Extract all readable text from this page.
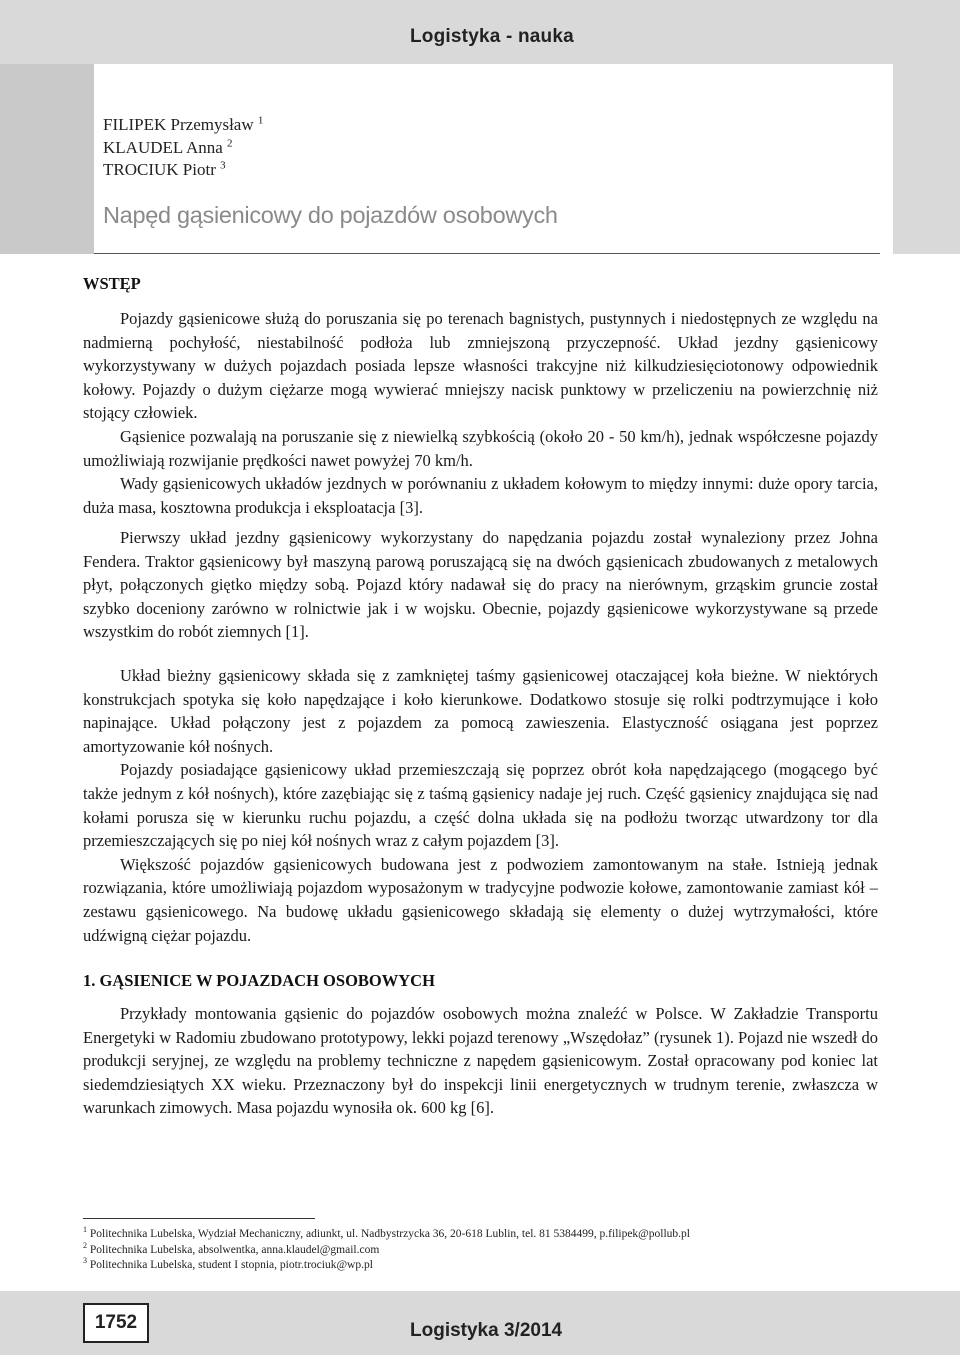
Logistyka - nauka
FILIPEK Przemysław $^1$
KLAUDEL Anna $^2$
TROCIUK Piotr $^3$
Napęd gąsienicowy do pojazdów osobowych
WSTĘP

Pojazdy gąsienicowe służą do poruszania się po terenach bagnistych, pustynnych i niedostępnych ze względu na nadmierną pochyłość, niestabilność podłoża lub zmniejszoną przyczepność. Układ jezdny gąsienicowy wykorzystywany w dużych pojazdach posiada lepsze własności trakcyjne niż kilkudziesięciotonowy odpowiednik kołowy. Pojazdy o dużym ciężarze mogą wywierać mniejszy nacisk punktowy w przeliczeniu na powierzchnię niż stojący człowiek.

Gąsienice pozwalają na poruszanie się z niewielką szybkością (około 20 - 50 km/h), jednak współczesne pojazdy umożliwiają rozwijanie prędkości nawet powyżej 70 km/h.

Wady gąsienicowych układów jezdnych w porównaniu z układem kołowym to między innymi: duże opory tarcia, duża masa, kosztowna produkcja i eksploatacja [3].

Pierwszy układ jezdny gąsienicowy wykorzystany do napędzania pojazdu został wynaleziony przez Johna Fendera. Traktor gąsienicowy był maszyną parową poruszającą się na dwóch gąsienicach zbudowanych z metalowych płyt, połączonych giętko między sobą. Pojazd który nadawał się do pracy na nierównym, grząskim gruncie został szybko doceniony zarówno w rolnictwie jak i w wojsku. Obecnie, pojazdy gąsienicowe wykorzystywane są przede wszystkim do robót ziemnych [1].

Układ bieżny gąsienicowy składa się z zamkniętej taśmy gąsienicowej otaczającej koła bieżne. W niektórych konstrukcjach spotyka się koło napędzające i koło kierunkowe. Dodatkowo stosuje się rolki podtrzymujące i koło napinające. Układ połączony jest z pojazdem za pomocą zawieszenia. Elastyczność osiągana jest poprzez amortyzowanie kół nośnych.

Pojazdy posiadające gąsienicowy układ przemieszczają się poprzez obrót koła napędzającego (mogącego być także jednym z kół nośnych), które zazębiając się z taśmą gąsienicy nadaje jej ruch. Część gąsienicy znajdująca się nad kołami porusza się w kierunku ruchu pojazdu, a część dolna układa się na podłożu tworząc utwardzony tor dla przemieszczających się po niej kół nośnych wraz z całym pojazdem [3].

Większość pojazdów gąsienicowych budowana jest z podwoziem zamontowanym na stałe. Istnieją jednak rozwiązania, które umożliwiają pojazdom wyposażonym w tradycyjne podwozie kołowe, zamontowanie zamiast kół – zestawu gąsienicowego. Na budowę układu gąsienicowego składają się elementy o dużej wytrzymałości, które udźwigną ciężar pojazdu.

1. GĄSIENICE W POJAZDACH OSOBOWYCH

Przykłady montowania gąsienic do pojazdów osobowych można znaleźć w Polsce. W Zakładzie Transportu Energetyki w Radomiu zbudowano prototypowy, lekki pojazd terenowy „Wszędołaz” (rysunek 1). Pojazd nie wszedł do produkcji seryjnej, ze względu na problemy techniczne z napędem gąsienicowym. Został opracowany pod koniec lat siedemdziesiątych XX wieku. Przeznaczony był do inspekcji linii energetycznych w trudnym terenie, zwłaszcza w warunkach zimowych. Masa pojazdu wynosiła ok. 600 kg [6].

$^1$ Politechnika Lubelska, Wydział Mechaniczny, adiunkt, ul. Nadbystrzycka 36, 20-618 Lublin, tel. 81 5384499, p.filipek@pollub.pl
$^2$ Politechnika Lubelska, absolwentka, anna.klaudel@gmail.com
$^3$ Politechnika Lubelska, student I stopnia, piotr.trociuk@wp.pl
1752	Logistyka 3/2014
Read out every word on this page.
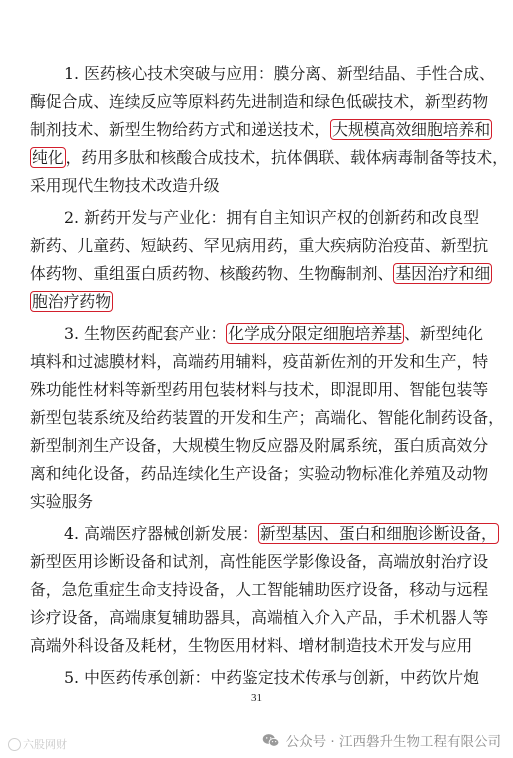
1. 医药核心技术突破与应用：膜分离、新型结晶、手性合成、
酶促合成、连续反应等原料药先进制造和绿色低碳技术，新型药物
制剂技术、新型生物给药方式和递送技术， 大规模高效细胞培养和
纯化 ，药用多肽和核酸合成技术，抗体偶联、载体病毒制备等技术，
采用现代生物技术改造升级
2. 新药开发与产业化：拥有自主知识产权的创新药和改良型
新药、儿童药、短缺药、罕见病用药，重大疾病防治疫苗、新型抗
体药物、重组蛋白质药物、核酸药物、生物酶制剂、 基因治疗和细
胞治疗药物
3. 生物医药配套产业： 化学成分限定细胞培养基 、新型纯化
填料和过滤膜材料，高端药用辅料，疫苗新佐剂的开发和生产，特
殊功能性材料等新型药用包装材料与技术，即混即用、智能包装等
新型包装系统及给药装置的开发和生产；高端化、智能化制药设备，
新型制剂生产设备，大规模生物反应器及附属系统，蛋白质高效分
离和纯化设备，药品连续化生产设备；实验动物标准化养殖及动物
实验服务
4. 高端医疗器械创新发展： 新型基因、蛋白和细胞诊断设备，
新型医用诊断设备和试剂，高性能医学影像设备，高端放射治疗设
备，急危重症生命支持设备，人工智能辅助医疗设备，移动与远程
诊疗设备，高端康复辅助器具，高端植入介入产品，手术机器人等
高端外科设备及耗材，生物医用材料、增材制造技术开发与应用
5. 中医药传承创新：中药鉴定技术传承与创新，中药饮片炮
31
六股网财	公众号 · 江西磐升生物工程有限公司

§ **WRITTEN INSTRUCTION**: Copy exactly the lines from the line containing "Read out every word on this page." through the last line of the records above, both included, and leave out any pictures.

§ **RESPONSE TO THE TASK**:
Read out every word on this page.
1. 医药核心技术突破与应用：膜分离、新型结晶、手性合成、
酶促合成、连续反应等原料药先进制造和绿色低碳技术，新型药物
制剂技术、新型生物给药方式和递送技术， 大规模高效细胞培养和
纯化 ，药用多肽和核酸合成技术，抗体偶联、载体病毒制备等技术，
采用现代生物技术改造升级
2. 新药开发与产业化：拥有自主知识产权的创新药和改良型
新药、儿童药、短缺药、罕见病用药，重大疾病防治疫苗、新型抗
体药物、重组蛋白质药物、核酸药物、生物酶制剂、 基因治疗和细
胞治疗药物
3. 生物医药配套产业： 化学成分限定细胞培养基 、新型纯化
填料和过滤膜材料，高端药用辅料，疫苗新佐剂的开发和生产，特
殊功能性材料等新型药用包装材料与技术，即混即用、智能包装等
新型包装系统及给药装置的开发和生产；高端化、智能化制药设备，
新型制剂生产设备，大规模生物反应器及附属系统，蛋白质高效分
离和纯化设备，药品连续化生产设备；实验动物标准化养殖及动物
实验服务
4. 高端医疗器械创新发展： 新型基因、蛋白和细胞诊断设备，
新型医用诊断设备和试剂，高性能医学影像设备，高端放射治疗设
备，急危重症生命支持设备，人工智能辅助医疗设备，移动与远程
诊疗设备，高端康复辅助器具，高端植入介入产品，手术机器人等
高端外科设备及耗材，生物医用材料、增材制造技术开发与应用
5. 中医药传承创新：中药鉴定技术传承与创新，中药饮片炮
31
六股网财	公众号 · 江西磐升生物工程有限公司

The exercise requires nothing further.